***** Materials provided *****

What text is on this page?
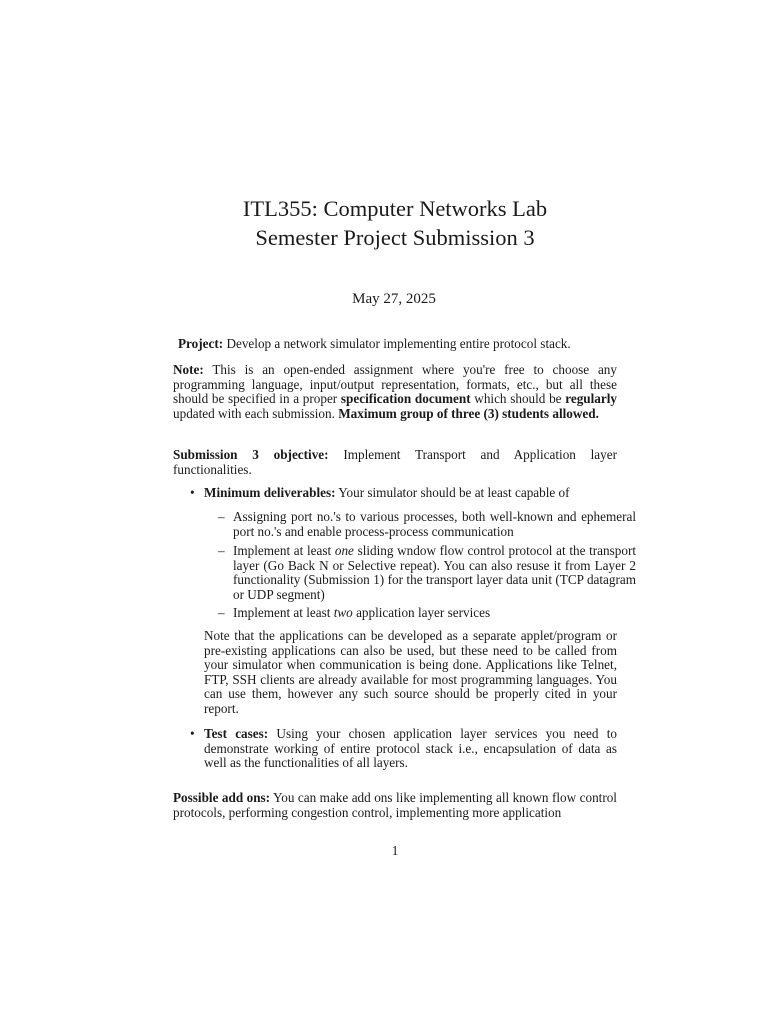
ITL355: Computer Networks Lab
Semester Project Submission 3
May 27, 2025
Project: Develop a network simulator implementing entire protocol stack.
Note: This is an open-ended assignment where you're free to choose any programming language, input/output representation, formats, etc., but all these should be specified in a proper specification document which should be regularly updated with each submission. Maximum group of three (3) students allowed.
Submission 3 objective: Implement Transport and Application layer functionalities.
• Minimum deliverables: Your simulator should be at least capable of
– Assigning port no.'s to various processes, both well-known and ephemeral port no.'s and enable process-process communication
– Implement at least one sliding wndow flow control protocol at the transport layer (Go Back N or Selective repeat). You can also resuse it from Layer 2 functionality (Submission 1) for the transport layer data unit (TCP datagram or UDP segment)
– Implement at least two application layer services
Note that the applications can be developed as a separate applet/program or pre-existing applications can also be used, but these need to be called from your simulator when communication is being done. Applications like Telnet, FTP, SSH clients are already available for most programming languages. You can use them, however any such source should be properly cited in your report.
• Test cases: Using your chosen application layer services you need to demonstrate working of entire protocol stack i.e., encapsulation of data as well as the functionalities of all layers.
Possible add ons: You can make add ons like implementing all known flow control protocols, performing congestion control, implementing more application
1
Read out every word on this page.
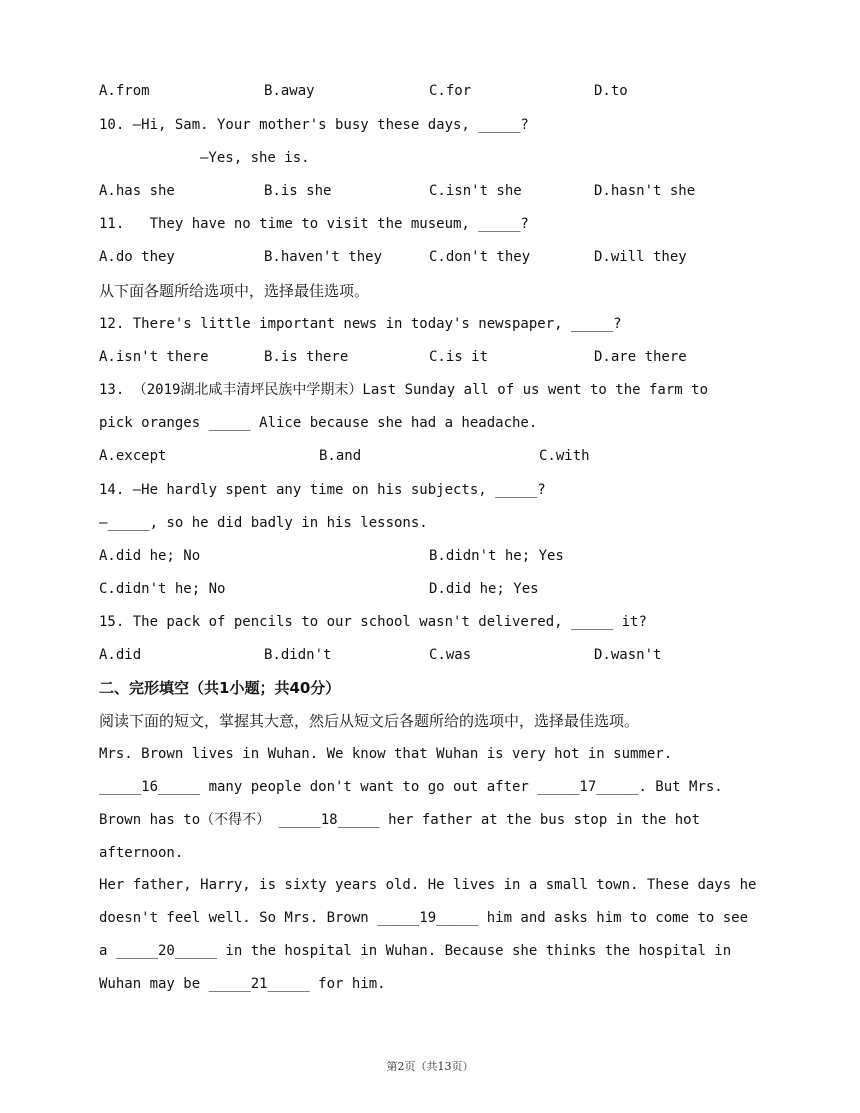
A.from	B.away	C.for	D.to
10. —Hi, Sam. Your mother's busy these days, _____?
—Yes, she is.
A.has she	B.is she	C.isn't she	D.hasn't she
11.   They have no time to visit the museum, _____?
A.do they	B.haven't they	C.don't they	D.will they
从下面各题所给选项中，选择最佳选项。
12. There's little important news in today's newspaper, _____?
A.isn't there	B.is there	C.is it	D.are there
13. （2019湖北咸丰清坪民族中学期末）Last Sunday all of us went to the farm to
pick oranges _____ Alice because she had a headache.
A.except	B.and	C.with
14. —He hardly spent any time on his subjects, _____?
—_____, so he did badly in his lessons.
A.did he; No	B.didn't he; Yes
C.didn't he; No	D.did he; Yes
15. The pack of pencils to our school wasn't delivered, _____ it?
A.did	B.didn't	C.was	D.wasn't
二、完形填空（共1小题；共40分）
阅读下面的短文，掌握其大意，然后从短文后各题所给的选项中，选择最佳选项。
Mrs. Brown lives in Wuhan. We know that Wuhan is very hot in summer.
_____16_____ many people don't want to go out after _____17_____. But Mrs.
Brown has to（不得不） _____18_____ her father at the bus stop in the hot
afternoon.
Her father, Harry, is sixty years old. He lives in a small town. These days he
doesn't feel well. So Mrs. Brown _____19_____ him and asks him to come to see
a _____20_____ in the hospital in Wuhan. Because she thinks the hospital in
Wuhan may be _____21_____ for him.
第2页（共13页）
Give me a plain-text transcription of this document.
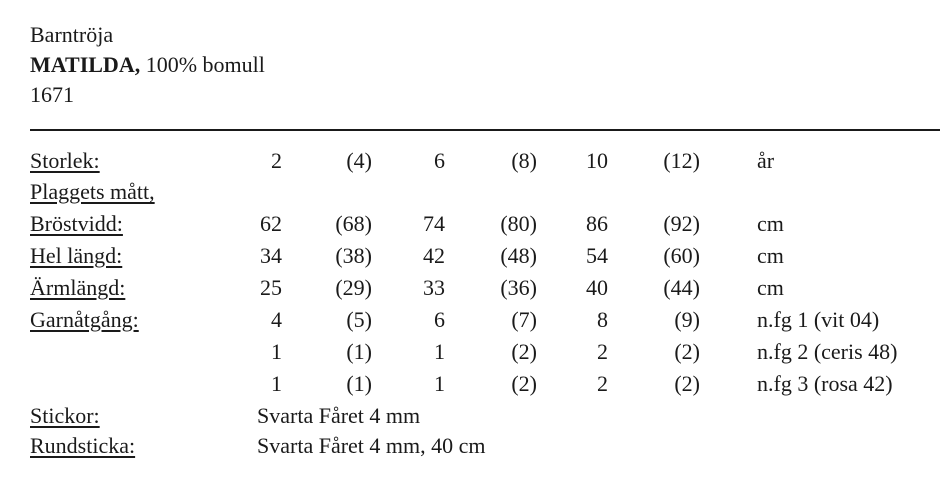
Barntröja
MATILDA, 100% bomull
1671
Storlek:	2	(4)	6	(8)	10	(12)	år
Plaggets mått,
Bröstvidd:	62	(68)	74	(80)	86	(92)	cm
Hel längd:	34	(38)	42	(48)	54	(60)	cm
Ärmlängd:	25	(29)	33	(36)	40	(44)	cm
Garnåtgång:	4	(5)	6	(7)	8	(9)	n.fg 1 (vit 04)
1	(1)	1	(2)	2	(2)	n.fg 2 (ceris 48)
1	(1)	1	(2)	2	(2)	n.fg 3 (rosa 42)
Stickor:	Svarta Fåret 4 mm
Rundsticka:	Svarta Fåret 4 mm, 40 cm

*****

### Instructions to follow
Copy the listing exactly. Any image in it stays out of the copy.

### Expected answer
What text is on this page?
ITL355: Computer Networks Lab
Semester Project Submission 3
May 27, 2025
Project: Develop a network simulator implementing entire protocol stack.
Note: This is an open-ended assignment where you're free to choose any programming language, input/output representation, formats, etc., but all these should be specified in a proper specification document which should be regularly updated with each submission. Maximum group of three (3) students allowed.
Submission 3 objective: Implement Transport and Application layer functionalities.
• Minimum deliverables: Your simulator should be at least capable of
– Assigning port no.'s to various processes, both well-known and ephemeral port no.'s and enable process-process communication
– Implement at least one sliding wndow flow control protocol at the transport layer (Go Back N or Selective repeat). You can also resuse it from Layer 2 functionality (Submission 1) for the transport layer data unit (TCP datagram or UDP segment)
– Implement at least two application layer services
Note that the applications can be developed as a separate applet/program or pre-existing applications can also be used, but these need to be called from your simulator when communication is being done. Applications like Telnet, FTP, SSH clients are already available for most programming languages. You can use them, however any such source should be properly cited in your report.
• Test cases: Using your chosen application layer services you need to demonstrate working of entire protocol stack i.e., encapsulation of data as well as the functionalities of all layers.
Possible add ons: You can make add ons like implementing all known flow control protocols, performing congestion control, implementing more application
1
Read out every word on this page.
A.from	B.away	C.for	D.to
10. —Hi, Sam. Your mother's busy these days, _____?
—Yes, she is.
A.has she	B.is she	C.isn't she	D.hasn't she
11.   They have no time to visit the museum, _____?
A.do they	B.haven't they	C.don't they	D.will they
从下面各题所给选项中，选择最佳选项。
12. There's little important news in today's newspaper, _____?
A.isn't there	B.is there	C.is it	D.are there
13. （2019湖北咸丰清坪民族中学期末）Last Sunday all of us went to the farm to
pick oranges _____ Alice because she had a headache.
A.except	B.and	C.with
14. —He hardly spent any time on his subjects, _____?
—_____, so he did badly in his lessons.
A.did he; No	B.didn't he; Yes
C.didn't he; No	D.did he; Yes
15. The pack of pencils to our school wasn't delivered, _____ it?
A.did	B.didn't	C.was	D.wasn't
二、完形填空（共1小题；共40分）
阅读下面的短文，掌握其大意，然后从短文后各题所给的选项中，选择最佳选项。
Mrs. Brown lives in Wuhan. We know that Wuhan is very hot in summer.
_____16_____ many people don't want to go out after _____17_____. But Mrs.
Brown has to（不得不） _____18_____ her father at the bus stop in the hot
afternoon.
Her father, Harry, is sixty years old. He lives in a small town. These days he
doesn't feel well. So Mrs. Brown _____19_____ him and asks him to come to see
a _____20_____ in the hospital in Wuhan. Because she thinks the hospital in
Wuhan may be _____21_____ for him.
第2页（共13页）
Give me a plain-text transcription of this document.
Barntröja
MATILDA, 100% bomull
1671
Storlek:	2	(4)	6	(8)	10	(12)	år
Plaggets mått,
Bröstvidd:	62	(68)	74	(80)	86	(92)	cm
Hel längd:	34	(38)	42	(48)	54	(60)	cm
Ärmlängd:	25	(29)	33	(36)	40	(44)	cm
Garnåtgång:	4	(5)	6	(7)	8	(9)	n.fg 1 (vit 04)
1	(1)	1	(2)	2	(2)	n.fg 2 (ceris 48)
1	(1)	1	(2)	2	(2)	n.fg 3 (rosa 42)
Stickor:	Svarta Fåret 4 mm
Rundsticka:	Svarta Fåret 4 mm, 40 cm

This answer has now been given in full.